═════ Given records

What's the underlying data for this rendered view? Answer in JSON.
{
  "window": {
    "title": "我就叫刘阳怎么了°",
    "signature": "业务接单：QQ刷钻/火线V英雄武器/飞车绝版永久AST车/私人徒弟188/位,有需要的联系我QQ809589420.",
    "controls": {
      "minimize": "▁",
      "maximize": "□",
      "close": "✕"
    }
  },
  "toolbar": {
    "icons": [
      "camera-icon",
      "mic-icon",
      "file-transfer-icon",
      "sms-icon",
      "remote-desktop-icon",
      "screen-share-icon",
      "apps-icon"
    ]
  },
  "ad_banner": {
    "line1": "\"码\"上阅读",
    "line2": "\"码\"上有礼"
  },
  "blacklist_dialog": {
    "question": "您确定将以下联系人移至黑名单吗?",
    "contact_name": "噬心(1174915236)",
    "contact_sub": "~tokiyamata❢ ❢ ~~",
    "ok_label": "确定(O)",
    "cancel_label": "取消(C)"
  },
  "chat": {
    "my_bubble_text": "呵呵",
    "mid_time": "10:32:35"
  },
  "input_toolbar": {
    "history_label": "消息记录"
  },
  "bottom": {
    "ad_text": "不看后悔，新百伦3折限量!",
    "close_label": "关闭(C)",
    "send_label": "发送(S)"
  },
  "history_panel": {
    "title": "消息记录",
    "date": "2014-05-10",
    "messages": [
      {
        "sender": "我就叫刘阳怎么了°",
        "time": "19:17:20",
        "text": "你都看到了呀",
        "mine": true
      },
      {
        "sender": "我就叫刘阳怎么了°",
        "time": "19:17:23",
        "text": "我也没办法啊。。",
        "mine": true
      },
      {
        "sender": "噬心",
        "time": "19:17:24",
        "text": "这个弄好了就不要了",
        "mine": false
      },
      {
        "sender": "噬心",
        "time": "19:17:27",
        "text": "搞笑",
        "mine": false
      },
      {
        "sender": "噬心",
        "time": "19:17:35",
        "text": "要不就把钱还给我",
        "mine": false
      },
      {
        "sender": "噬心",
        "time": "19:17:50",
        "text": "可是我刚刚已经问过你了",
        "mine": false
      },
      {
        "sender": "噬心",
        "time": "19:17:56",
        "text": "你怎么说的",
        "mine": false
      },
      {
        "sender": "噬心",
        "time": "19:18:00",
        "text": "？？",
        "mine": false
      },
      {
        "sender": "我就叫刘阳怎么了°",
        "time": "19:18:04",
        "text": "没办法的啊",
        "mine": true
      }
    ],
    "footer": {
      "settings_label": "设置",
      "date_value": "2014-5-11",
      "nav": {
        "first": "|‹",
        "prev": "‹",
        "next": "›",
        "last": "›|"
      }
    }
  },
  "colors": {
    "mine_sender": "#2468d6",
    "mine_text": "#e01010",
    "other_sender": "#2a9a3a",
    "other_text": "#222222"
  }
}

══════════

**What you have to do:**
Retype the data in full and match it exactly.

**Full solution:**
What's the underlying data for this rendered view? Answer in JSON.
{
  "window": {
    "title": "我就叫刘阳怎么了°",
    "signature": "业务接单：QQ刷钻/火线V英雄武器/飞车绝版永久AST车/私人徒弟188/位,有需要的联系我QQ809589420.",
    "controls": {
      "minimize": "▁",
      "maximize": "□",
      "close": "✕"
    }
  },
  "toolbar": {
    "icons": [
      "camera-icon",
      "mic-icon",
      "file-transfer-icon",
      "sms-icon",
      "remote-desktop-icon",
      "screen-share-icon",
      "apps-icon"
    ]
  },
  "ad_banner": {
    "line1": "\"码\"上阅读",
    "line2": "\"码\"上有礼"
  },
  "blacklist_dialog": {
    "question": "您确定将以下联系人移至黑名单吗?",
    "contact_name": "噬心(1174915236)",
    "contact_sub": "~tokiyamata❢ ❢ ~~",
    "ok_label": "确定(O)",
    "cancel_label": "取消(C)"
  },
  "chat": {
    "my_bubble_text": "呵呵",
    "mid_time": "10:32:35"
  },
  "input_toolbar": {
    "history_label": "消息记录"
  },
  "bottom": {
    "ad_text": "不看后悔，新百伦3折限量!",
    "close_label": "关闭(C)",
    "send_label": "发送(S)"
  },
  "history_panel": {
    "title": "消息记录",
    "date": "2014-05-10",
    "messages": [
      {
        "sender": "我就叫刘阳怎么了°",
        "time": "19:17:20",
        "text": "你都看到了呀",
        "mine": true
      },
      {
        "sender": "我就叫刘阳怎么了°",
        "time": "19:17:23",
        "text": "我也没办法啊。。",
        "mine": true
      },
      {
        "sender": "噬心",
        "time": "19:17:24",
        "text": "这个弄好了就不要了",
        "mine": false
      },
      {
        "sender": "噬心",
        "time": "19:17:27",
        "text": "搞笑",
        "mine": false
      },
      {
        "sender": "噬心",
        "time": "19:17:35",
        "text": "要不就把钱还给我",
        "mine": false
      },
      {
        "sender": "噬心",
        "time": "19:17:50",
        "text": "可是我刚刚已经问过你了",
        "mine": false
      },
      {
        "sender": "噬心",
        "time": "19:17:56",
        "text": "你怎么说的",
        "mine": false
      },
      {
        "sender": "噬心",
        "time": "19:18:00",
        "text": "？？",
        "mine": false
      },
      {
        "sender": "我就叫刘阳怎么了°",
        "time": "19:18:04",
        "text": "没办法的啊",
        "mine": true
      }
    ],
    "footer": {
      "settings_label": "设置",
      "date_value": "2014-5-11",
      "nav": {
        "first": "|‹",
        "prev": "‹",
        "next": "›",
        "last": "›|"
      }
    }
  },
  "colors": {
    "mine_sender": "#2468d6",
    "mine_text": "#e01010",
    "other_sender": "#2a9a3a",
    "other_text": "#222222"
  }
}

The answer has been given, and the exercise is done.